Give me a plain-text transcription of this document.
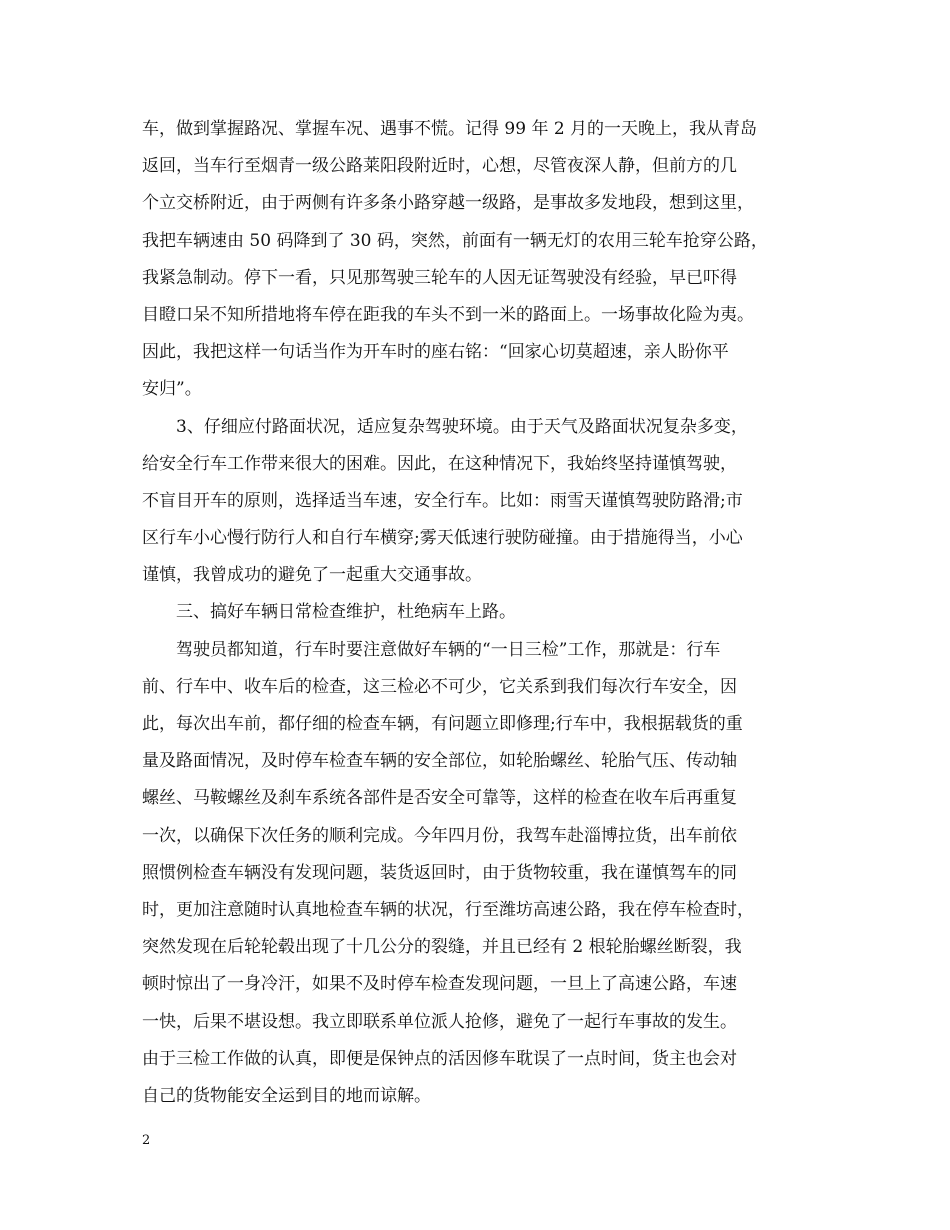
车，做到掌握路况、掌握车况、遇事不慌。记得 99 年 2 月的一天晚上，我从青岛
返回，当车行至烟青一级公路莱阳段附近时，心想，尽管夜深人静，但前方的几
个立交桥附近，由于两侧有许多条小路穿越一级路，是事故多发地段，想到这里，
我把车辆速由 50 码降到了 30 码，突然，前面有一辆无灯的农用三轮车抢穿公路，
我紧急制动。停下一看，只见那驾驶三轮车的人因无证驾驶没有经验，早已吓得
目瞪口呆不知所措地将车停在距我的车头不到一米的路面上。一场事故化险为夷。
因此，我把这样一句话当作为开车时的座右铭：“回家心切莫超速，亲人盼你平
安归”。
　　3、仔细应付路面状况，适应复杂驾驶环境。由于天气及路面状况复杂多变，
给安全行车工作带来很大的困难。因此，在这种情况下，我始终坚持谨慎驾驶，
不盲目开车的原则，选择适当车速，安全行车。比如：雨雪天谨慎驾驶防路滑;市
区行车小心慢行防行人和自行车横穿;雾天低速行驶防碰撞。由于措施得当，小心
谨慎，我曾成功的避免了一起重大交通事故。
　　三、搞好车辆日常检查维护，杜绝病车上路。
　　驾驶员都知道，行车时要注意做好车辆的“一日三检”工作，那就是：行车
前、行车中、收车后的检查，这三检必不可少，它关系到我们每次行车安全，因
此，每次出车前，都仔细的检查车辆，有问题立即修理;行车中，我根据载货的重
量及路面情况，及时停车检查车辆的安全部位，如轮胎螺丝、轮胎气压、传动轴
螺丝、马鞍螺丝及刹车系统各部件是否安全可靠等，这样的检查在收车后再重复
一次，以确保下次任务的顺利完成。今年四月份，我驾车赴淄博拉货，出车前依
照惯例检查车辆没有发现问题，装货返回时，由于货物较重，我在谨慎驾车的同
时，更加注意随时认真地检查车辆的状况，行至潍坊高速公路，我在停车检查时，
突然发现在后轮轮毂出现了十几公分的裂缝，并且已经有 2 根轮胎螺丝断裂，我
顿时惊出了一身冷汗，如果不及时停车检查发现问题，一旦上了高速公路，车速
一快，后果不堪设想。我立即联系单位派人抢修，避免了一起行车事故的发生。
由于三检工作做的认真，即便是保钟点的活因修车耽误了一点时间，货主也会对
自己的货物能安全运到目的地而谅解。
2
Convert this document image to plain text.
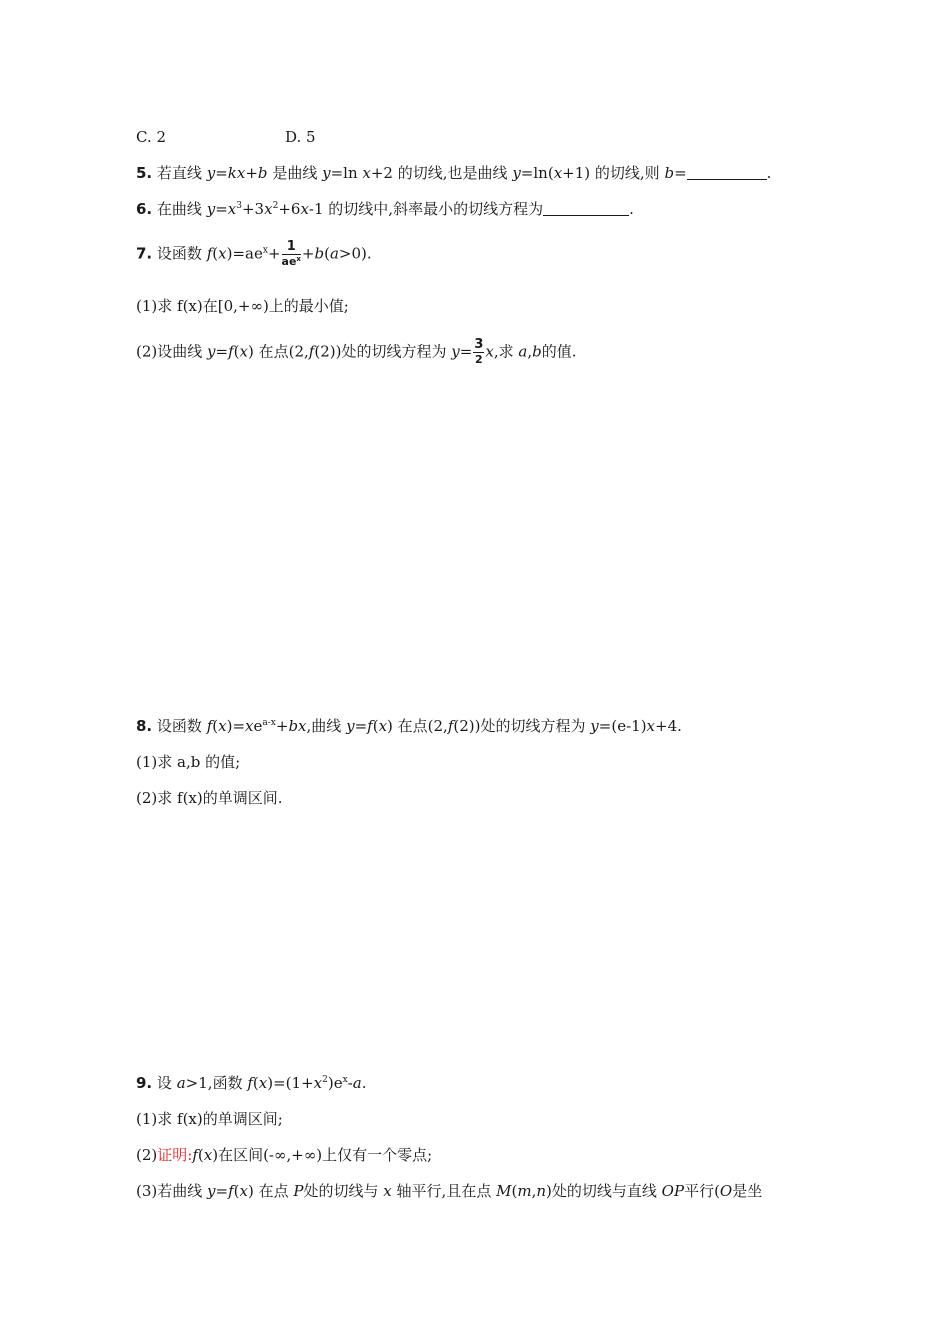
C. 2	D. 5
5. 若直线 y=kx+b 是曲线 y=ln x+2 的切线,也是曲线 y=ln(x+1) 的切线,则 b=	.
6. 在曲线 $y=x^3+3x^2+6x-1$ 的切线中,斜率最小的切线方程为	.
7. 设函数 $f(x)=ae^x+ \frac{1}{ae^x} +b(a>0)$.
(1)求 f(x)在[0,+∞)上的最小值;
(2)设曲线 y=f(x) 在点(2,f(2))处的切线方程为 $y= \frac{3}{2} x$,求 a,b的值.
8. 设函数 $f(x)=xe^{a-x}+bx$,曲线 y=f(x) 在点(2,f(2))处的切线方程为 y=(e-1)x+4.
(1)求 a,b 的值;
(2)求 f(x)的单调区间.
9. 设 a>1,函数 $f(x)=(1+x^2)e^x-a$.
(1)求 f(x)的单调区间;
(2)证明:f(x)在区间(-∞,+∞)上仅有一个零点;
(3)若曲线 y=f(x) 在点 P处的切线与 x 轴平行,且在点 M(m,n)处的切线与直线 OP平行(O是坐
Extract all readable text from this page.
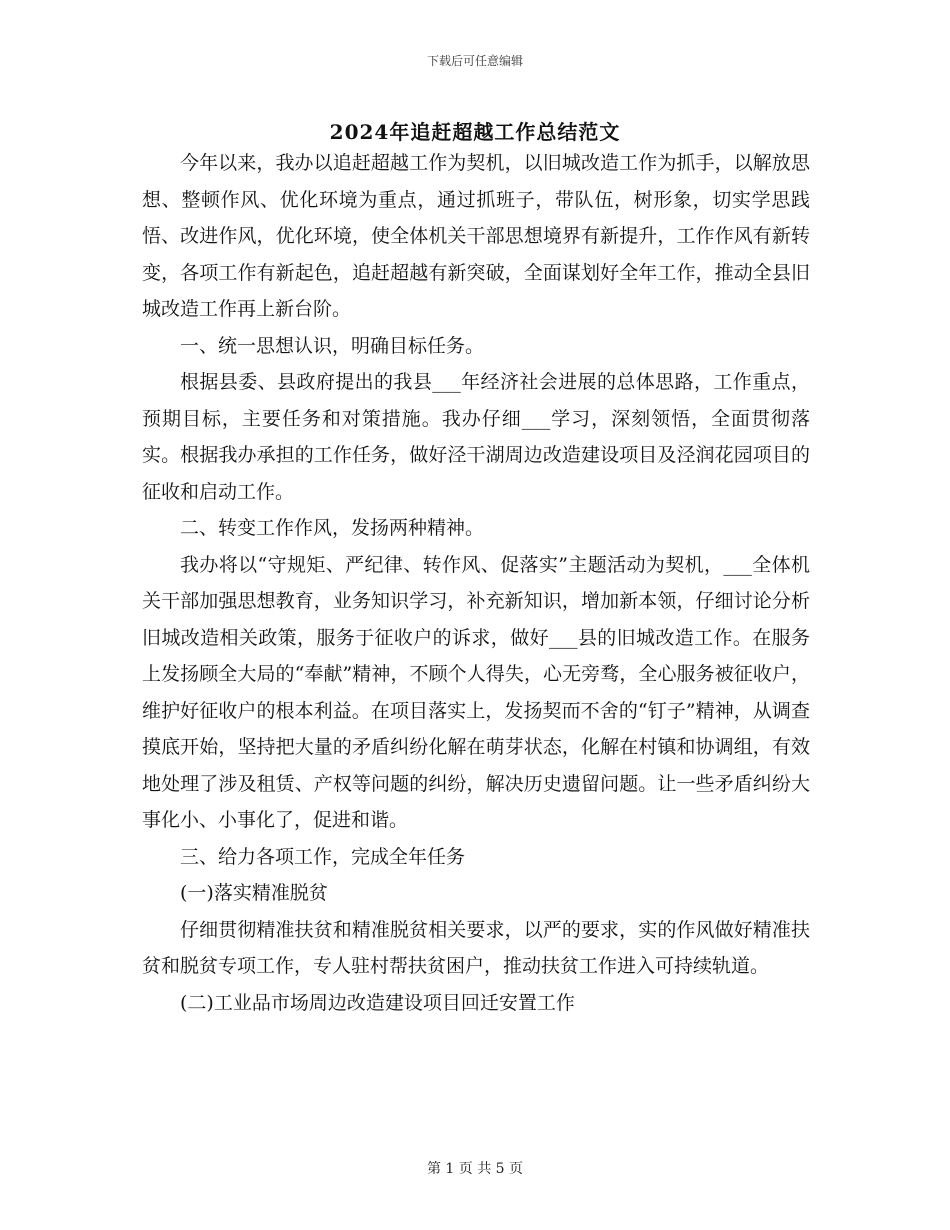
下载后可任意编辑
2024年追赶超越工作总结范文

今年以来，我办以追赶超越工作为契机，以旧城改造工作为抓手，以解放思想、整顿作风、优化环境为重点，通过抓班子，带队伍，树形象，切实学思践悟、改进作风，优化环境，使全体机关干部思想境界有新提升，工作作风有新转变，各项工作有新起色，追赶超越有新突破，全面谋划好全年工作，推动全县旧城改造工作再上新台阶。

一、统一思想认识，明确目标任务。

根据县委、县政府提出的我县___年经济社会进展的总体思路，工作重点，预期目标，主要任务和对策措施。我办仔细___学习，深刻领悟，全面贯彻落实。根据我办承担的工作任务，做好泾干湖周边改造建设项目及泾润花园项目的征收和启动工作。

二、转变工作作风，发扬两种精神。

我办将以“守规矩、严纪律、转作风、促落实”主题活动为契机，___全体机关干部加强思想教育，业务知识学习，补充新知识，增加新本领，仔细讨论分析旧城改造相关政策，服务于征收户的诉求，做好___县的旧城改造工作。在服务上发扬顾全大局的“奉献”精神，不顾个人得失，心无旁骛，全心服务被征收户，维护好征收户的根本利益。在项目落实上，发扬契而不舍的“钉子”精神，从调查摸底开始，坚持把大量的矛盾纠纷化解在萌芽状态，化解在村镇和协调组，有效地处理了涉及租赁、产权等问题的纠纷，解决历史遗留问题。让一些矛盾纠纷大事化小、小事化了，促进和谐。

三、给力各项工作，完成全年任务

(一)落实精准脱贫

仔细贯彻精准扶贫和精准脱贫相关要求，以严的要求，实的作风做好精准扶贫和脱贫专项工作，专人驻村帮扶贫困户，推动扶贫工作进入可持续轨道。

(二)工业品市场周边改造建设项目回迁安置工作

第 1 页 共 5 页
---+---
WHAT YOU NEED TO DO:
Repeat verbatim the lines from the one holding "Extract all readable text from this page." through the end of the listing above, both ends included, but not the pictures.

SOLUTION TO THE PROBLEM:
Extract all readable text from this page.
下载后可任意编辑
2024年追赶超越工作总结范文

今年以来，我办以追赶超越工作为契机，以旧城改造工作为抓手，以解放思想、整顿作风、优化环境为重点，通过抓班子，带队伍，树形象，切实学思践悟、改进作风，优化环境，使全体机关干部思想境界有新提升，工作作风有新转变，各项工作有新起色，追赶超越有新突破，全面谋划好全年工作，推动全县旧城改造工作再上新台阶。

一、统一思想认识，明确目标任务。

根据县委、县政府提出的我县___年经济社会进展的总体思路，工作重点，预期目标，主要任务和对策措施。我办仔细___学习，深刻领悟，全面贯彻落实。根据我办承担的工作任务，做好泾干湖周边改造建设项目及泾润花园项目的征收和启动工作。

二、转变工作作风，发扬两种精神。

我办将以“守规矩、严纪律、转作风、促落实”主题活动为契机，___全体机关干部加强思想教育，业务知识学习，补充新知识，增加新本领，仔细讨论分析旧城改造相关政策，服务于征收户的诉求，做好___县的旧城改造工作。在服务上发扬顾全大局的“奉献”精神，不顾个人得失，心无旁骛，全心服务被征收户，维护好征收户的根本利益。在项目落实上，发扬契而不舍的“钉子”精神，从调查摸底开始，坚持把大量的矛盾纠纷化解在萌芽状态，化解在村镇和协调组，有效地处理了涉及租赁、产权等问题的纠纷，解决历史遗留问题。让一些矛盾纠纷大事化小、小事化了，促进和谐。

三、给力各项工作，完成全年任务

(一)落实精准脱贫

仔细贯彻精准扶贫和精准脱贫相关要求，以严的要求，实的作风做好精准扶贫和脱贫专项工作，专人驻村帮扶贫困户，推动扶贫工作进入可持续轨道。

(二)工业品市场周边改造建设项目回迁安置工作

第 1 页 共 5 页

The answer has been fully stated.